_Task brief_: Reproduce all of the data exactly, with no line skipped.

>> BEGIN Data section

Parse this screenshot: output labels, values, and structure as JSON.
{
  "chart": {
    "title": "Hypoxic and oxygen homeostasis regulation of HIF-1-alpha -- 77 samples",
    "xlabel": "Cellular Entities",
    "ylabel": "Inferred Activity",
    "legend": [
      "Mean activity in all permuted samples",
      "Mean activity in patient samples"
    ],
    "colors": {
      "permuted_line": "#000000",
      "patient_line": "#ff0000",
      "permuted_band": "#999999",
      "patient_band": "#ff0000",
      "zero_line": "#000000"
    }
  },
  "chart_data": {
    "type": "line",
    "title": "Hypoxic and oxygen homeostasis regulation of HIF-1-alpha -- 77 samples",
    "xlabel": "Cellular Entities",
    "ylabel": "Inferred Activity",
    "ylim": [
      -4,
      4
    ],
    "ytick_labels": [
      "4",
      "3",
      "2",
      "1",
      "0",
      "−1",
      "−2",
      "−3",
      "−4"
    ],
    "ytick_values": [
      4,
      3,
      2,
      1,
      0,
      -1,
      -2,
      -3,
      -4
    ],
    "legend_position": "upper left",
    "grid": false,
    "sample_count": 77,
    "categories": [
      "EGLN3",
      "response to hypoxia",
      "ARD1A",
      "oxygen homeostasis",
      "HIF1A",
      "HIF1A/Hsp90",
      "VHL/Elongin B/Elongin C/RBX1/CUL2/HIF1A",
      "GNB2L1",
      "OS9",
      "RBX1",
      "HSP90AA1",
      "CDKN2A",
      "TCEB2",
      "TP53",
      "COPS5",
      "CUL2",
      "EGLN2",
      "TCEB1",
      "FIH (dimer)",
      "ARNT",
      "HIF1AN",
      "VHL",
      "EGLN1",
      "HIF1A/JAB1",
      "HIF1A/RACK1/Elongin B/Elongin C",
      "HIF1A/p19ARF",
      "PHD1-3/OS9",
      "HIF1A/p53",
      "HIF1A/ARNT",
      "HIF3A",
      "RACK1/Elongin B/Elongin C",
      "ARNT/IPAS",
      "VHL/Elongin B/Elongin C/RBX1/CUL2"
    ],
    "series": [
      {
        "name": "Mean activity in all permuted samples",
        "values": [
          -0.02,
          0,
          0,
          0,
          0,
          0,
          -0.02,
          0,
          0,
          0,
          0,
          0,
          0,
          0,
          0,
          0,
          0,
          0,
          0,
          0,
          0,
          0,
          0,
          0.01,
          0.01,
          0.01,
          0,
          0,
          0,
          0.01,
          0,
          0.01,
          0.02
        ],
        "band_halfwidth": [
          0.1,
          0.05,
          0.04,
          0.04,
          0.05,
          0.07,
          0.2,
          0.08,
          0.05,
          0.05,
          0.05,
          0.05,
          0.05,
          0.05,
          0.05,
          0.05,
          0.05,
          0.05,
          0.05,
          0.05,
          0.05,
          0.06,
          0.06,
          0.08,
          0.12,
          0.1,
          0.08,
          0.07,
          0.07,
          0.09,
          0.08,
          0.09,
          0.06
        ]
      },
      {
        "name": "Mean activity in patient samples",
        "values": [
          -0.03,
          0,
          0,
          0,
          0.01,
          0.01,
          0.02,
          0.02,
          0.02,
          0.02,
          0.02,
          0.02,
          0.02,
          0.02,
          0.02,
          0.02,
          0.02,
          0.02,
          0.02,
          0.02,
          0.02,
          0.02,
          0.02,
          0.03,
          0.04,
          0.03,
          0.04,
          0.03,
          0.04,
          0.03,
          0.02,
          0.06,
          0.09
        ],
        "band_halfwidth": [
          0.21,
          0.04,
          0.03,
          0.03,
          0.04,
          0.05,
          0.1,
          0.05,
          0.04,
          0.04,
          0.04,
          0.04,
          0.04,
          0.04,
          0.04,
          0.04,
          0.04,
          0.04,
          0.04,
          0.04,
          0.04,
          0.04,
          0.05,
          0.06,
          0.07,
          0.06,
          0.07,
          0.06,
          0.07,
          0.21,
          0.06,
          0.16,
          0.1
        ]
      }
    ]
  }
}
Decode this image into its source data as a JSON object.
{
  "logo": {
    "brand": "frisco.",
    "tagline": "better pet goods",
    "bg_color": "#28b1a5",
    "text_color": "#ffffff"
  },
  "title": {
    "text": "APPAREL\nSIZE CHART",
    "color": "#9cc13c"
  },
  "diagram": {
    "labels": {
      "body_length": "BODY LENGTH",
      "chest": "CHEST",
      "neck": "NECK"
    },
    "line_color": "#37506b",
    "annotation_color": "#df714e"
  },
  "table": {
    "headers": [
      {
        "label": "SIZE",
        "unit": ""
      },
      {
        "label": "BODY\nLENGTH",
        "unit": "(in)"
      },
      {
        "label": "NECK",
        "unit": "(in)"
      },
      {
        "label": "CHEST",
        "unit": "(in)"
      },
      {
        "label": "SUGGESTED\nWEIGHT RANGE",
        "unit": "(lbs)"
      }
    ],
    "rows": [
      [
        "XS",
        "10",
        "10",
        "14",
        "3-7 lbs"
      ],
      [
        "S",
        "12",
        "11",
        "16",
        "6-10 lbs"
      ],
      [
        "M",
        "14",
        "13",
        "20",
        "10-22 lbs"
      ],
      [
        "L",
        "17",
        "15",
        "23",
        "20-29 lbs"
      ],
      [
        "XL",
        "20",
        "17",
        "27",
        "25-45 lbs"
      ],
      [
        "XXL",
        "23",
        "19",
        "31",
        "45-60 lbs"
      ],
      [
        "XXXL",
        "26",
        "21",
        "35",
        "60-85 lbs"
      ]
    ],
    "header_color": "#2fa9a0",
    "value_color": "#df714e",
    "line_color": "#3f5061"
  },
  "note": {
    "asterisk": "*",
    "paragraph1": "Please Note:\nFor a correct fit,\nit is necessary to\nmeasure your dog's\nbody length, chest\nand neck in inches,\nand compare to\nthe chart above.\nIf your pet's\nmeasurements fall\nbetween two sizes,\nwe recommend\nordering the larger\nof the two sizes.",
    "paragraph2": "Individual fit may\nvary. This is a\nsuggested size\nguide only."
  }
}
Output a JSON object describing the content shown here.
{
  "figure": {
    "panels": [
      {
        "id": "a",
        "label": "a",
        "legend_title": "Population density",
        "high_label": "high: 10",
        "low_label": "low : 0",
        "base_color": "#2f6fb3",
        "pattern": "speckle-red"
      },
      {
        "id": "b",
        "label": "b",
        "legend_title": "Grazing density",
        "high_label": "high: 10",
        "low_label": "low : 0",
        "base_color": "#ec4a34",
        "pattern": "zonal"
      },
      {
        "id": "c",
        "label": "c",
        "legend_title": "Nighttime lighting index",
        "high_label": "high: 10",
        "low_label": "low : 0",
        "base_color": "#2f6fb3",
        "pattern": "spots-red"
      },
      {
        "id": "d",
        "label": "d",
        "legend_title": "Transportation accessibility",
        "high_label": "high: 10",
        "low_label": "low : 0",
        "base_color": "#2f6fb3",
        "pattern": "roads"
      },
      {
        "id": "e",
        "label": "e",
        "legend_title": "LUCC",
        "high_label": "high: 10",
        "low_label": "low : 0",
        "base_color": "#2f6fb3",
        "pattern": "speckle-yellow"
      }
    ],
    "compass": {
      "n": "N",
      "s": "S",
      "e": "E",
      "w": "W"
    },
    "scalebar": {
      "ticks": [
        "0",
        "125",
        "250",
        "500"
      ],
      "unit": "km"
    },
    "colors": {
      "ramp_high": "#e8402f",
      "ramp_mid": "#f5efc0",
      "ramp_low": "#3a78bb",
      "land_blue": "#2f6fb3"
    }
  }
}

>> END Data section

_Response to this task_:
Parse this screenshot: output labels, values, and structure as JSON.
{
  "chart": {
    "title": "Hypoxic and oxygen homeostasis regulation of HIF-1-alpha -- 77 samples",
    "xlabel": "Cellular Entities",
    "ylabel": "Inferred Activity",
    "legend": [
      "Mean activity in all permuted samples",
      "Mean activity in patient samples"
    ],
    "colors": {
      "permuted_line": "#000000",
      "patient_line": "#ff0000",
      "permuted_band": "#999999",
      "patient_band": "#ff0000",
      "zero_line": "#000000"
    }
  },
  "chart_data": {
    "type": "line",
    "title": "Hypoxic and oxygen homeostasis regulation of HIF-1-alpha -- 77 samples",
    "xlabel": "Cellular Entities",
    "ylabel": "Inferred Activity",
    "ylim": [
      -4,
      4
    ],
    "ytick_labels": [
      "4",
      "3",
      "2",
      "1",
      "0",
      "−1",
      "−2",
      "−3",
      "−4"
    ],
    "ytick_values": [
      4,
      3,
      2,
      1,
      0,
      -1,
      -2,
      -3,
      -4
    ],
    "legend_position": "upper left",
    "grid": false,
    "sample_count": 77,
    "categories": [
      "EGLN3",
      "response to hypoxia",
      "ARD1A",
      "oxygen homeostasis",
      "HIF1A",
      "HIF1A/Hsp90",
      "VHL/Elongin B/Elongin C/RBX1/CUL2/HIF1A",
      "GNB2L1",
      "OS9",
      "RBX1",
      "HSP90AA1",
      "CDKN2A",
      "TCEB2",
      "TP53",
      "COPS5",
      "CUL2",
      "EGLN2",
      "TCEB1",
      "FIH (dimer)",
      "ARNT",
      "HIF1AN",
      "VHL",
      "EGLN1",
      "HIF1A/JAB1",
      "HIF1A/RACK1/Elongin B/Elongin C",
      "HIF1A/p19ARF",
      "PHD1-3/OS9",
      "HIF1A/p53",
      "HIF1A/ARNT",
      "HIF3A",
      "RACK1/Elongin B/Elongin C",
      "ARNT/IPAS",
      "VHL/Elongin B/Elongin C/RBX1/CUL2"
    ],
    "series": [
      {
        "name": "Mean activity in all permuted samples",
        "values": [
          -0.02,
          0,
          0,
          0,
          0,
          0,
          -0.02,
          0,
          0,
          0,
          0,
          0,
          0,
          0,
          0,
          0,
          0,
          0,
          0,
          0,
          0,
          0,
          0,
          0.01,
          0.01,
          0.01,
          0,
          0,
          0,
          0.01,
          0,
          0.01,
          0.02
        ],
        "band_halfwidth": [
          0.1,
          0.05,
          0.04,
          0.04,
          0.05,
          0.07,
          0.2,
          0.08,
          0.05,
          0.05,
          0.05,
          0.05,
          0.05,
          0.05,
          0.05,
          0.05,
          0.05,
          0.05,
          0.05,
          0.05,
          0.05,
          0.06,
          0.06,
          0.08,
          0.12,
          0.1,
          0.08,
          0.07,
          0.07,
          0.09,
          0.08,
          0.09,
          0.06
        ]
      },
      {
        "name": "Mean activity in patient samples",
        "values": [
          -0.03,
          0,
          0,
          0,
          0.01,
          0.01,
          0.02,
          0.02,
          0.02,
          0.02,
          0.02,
          0.02,
          0.02,
          0.02,
          0.02,
          0.02,
          0.02,
          0.02,
          0.02,
          0.02,
          0.02,
          0.02,
          0.02,
          0.03,
          0.04,
          0.03,
          0.04,
          0.03,
          0.04,
          0.03,
          0.02,
          0.06,
          0.09
        ],
        "band_halfwidth": [
          0.21,
          0.04,
          0.03,
          0.03,
          0.04,
          0.05,
          0.1,
          0.05,
          0.04,
          0.04,
          0.04,
          0.04,
          0.04,
          0.04,
          0.04,
          0.04,
          0.04,
          0.04,
          0.04,
          0.04,
          0.04,
          0.04,
          0.05,
          0.06,
          0.07,
          0.06,
          0.07,
          0.06,
          0.07,
          0.21,
          0.06,
          0.16,
          0.1
        ]
      }
    ]
  }
}
Decode this image into its source data as a JSON object.
{
  "logo": {
    "brand": "frisco.",
    "tagline": "better pet goods",
    "bg_color": "#28b1a5",
    "text_color": "#ffffff"
  },
  "title": {
    "text": "APPAREL\nSIZE CHART",
    "color": "#9cc13c"
  },
  "diagram": {
    "labels": {
      "body_length": "BODY LENGTH",
      "chest": "CHEST",
      "neck": "NECK"
    },
    "line_color": "#37506b",
    "annotation_color": "#df714e"
  },
  "table": {
    "headers": [
      {
        "label": "SIZE",
        "unit": ""
      },
      {
        "label": "BODY\nLENGTH",
        "unit": "(in)"
      },
      {
        "label": "NECK",
        "unit": "(in)"
      },
      {
        "label": "CHEST",
        "unit": "(in)"
      },
      {
        "label": "SUGGESTED\nWEIGHT RANGE",
        "unit": "(lbs)"
      }
    ],
    "rows": [
      [
        "XS",
        "10",
        "10",
        "14",
        "3-7 lbs"
      ],
      [
        "S",
        "12",
        "11",
        "16",
        "6-10 lbs"
      ],
      [
        "M",
        "14",
        "13",
        "20",
        "10-22 lbs"
      ],
      [
        "L",
        "17",
        "15",
        "23",
        "20-29 lbs"
      ],
      [
        "XL",
        "20",
        "17",
        "27",
        "25-45 lbs"
      ],
      [
        "XXL",
        "23",
        "19",
        "31",
        "45-60 lbs"
      ],
      [
        "XXXL",
        "26",
        "21",
        "35",
        "60-85 lbs"
      ]
    ],
    "header_color": "#2fa9a0",
    "value_color": "#df714e",
    "line_color": "#3f5061"
  },
  "note": {
    "asterisk": "*",
    "paragraph1": "Please Note:\nFor a correct fit,\nit is necessary to\nmeasure your dog's\nbody length, chest\nand neck in inches,\nand compare to\nthe chart above.\nIf your pet's\nmeasurements fall\nbetween two sizes,\nwe recommend\nordering the larger\nof the two sizes.",
    "paragraph2": "Individual fit may\nvary. This is a\nsuggested size\nguide only."
  }
}
Output a JSON object describing the content shown here.
{
  "figure": {
    "panels": [
      {
        "id": "a",
        "label": "a",
        "legend_title": "Population density",
        "high_label": "high: 10",
        "low_label": "low : 0",
        "base_color": "#2f6fb3",
        "pattern": "speckle-red"
      },
      {
        "id": "b",
        "label": "b",
        "legend_title": "Grazing density",
        "high_label": "high: 10",
        "low_label": "low : 0",
        "base_color": "#ec4a34",
        "pattern": "zonal"
      },
      {
        "id": "c",
        "label": "c",
        "legend_title": "Nighttime lighting index",
        "high_label": "high: 10",
        "low_label": "low : 0",
        "base_color": "#2f6fb3",
        "pattern": "spots-red"
      },
      {
        "id": "d",
        "label": "d",
        "legend_title": "Transportation accessibility",
        "high_label": "high: 10",
        "low_label": "low : 0",
        "base_color": "#2f6fb3",
        "pattern": "roads"
      },
      {
        "id": "e",
        "label": "e",
        "legend_title": "LUCC",
        "high_label": "high: 10",
        "low_label": "low : 0",
        "base_color": "#2f6fb3",
        "pattern": "speckle-yellow"
      }
    ],
    "compass": {
      "n": "N",
      "s": "S",
      "e": "E",
      "w": "W"
    },
    "scalebar": {
      "ticks": [
        "0",
        "125",
        "250",
        "500"
      ],
      "unit": "km"
    },
    "colors": {
      "ramp_high": "#e8402f",
      "ramp_mid": "#f5efc0",
      "ramp_low": "#3a78bb",
      "land_blue": "#2f6fb3"
    }
  }
}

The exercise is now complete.